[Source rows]

++++++++++++++++++++

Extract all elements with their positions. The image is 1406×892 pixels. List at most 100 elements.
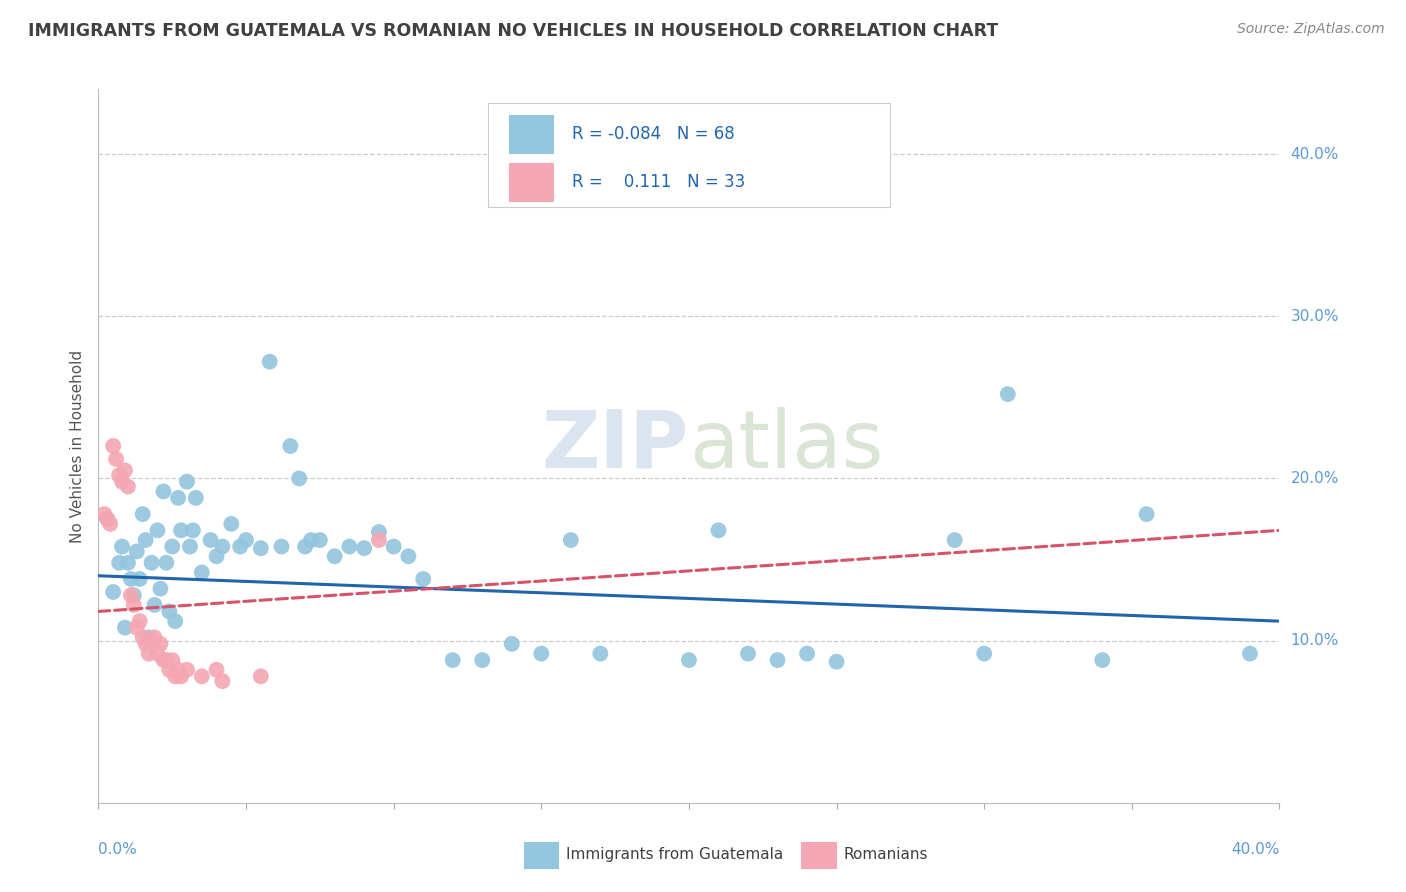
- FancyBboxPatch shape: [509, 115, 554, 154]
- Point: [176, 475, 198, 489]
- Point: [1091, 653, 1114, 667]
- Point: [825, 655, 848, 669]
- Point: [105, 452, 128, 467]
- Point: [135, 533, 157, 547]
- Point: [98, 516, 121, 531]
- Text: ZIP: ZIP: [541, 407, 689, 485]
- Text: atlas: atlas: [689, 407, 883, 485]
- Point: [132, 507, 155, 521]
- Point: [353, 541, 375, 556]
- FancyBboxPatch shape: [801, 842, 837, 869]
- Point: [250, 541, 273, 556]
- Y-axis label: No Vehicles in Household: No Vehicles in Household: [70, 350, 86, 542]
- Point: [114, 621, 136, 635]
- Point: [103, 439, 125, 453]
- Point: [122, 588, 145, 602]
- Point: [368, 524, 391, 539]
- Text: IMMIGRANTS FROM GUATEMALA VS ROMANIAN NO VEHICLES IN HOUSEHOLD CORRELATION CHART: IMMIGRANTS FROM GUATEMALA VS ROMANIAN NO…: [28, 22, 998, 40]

++++++++++++++++++++

**PROBLEM DESCRIPTION:** Copy out every one of the rows above word for word, but leave out the pictures.

**SOLUTION TO THE EXERCISE:**
Extract all elements with their positions. The image is 1406×892 pixels. List at most 100 elements.
- FancyBboxPatch shape: [509, 115, 554, 154]
- Point: [176, 475, 198, 489]
- Point: [1091, 653, 1114, 667]
- Point: [825, 655, 848, 669]
- Point: [105, 452, 128, 467]
- Point: [135, 533, 157, 547]
- Point: [98, 516, 121, 531]
- Text: ZIP: ZIP: [541, 407, 689, 485]
- Text: atlas: atlas: [689, 407, 883, 485]
- Point: [132, 507, 155, 521]
- Point: [353, 541, 375, 556]
- FancyBboxPatch shape: [801, 842, 837, 869]
- Point: [250, 541, 273, 556]
- Y-axis label: No Vehicles in Household: No Vehicles in Household: [70, 350, 86, 542]
- Point: [114, 621, 136, 635]
- Point: [103, 439, 125, 453]
- Point: [122, 588, 145, 602]
- Point: [368, 524, 391, 539]
- Text: IMMIGRANTS FROM GUATEMALA VS ROMANIAN NO VEHICLES IN HOUSEHOLD CORRELATION CHART: IMMIGRANTS FROM GUATEMALA VS ROMANIAN NO…: [28, 22, 998, 40]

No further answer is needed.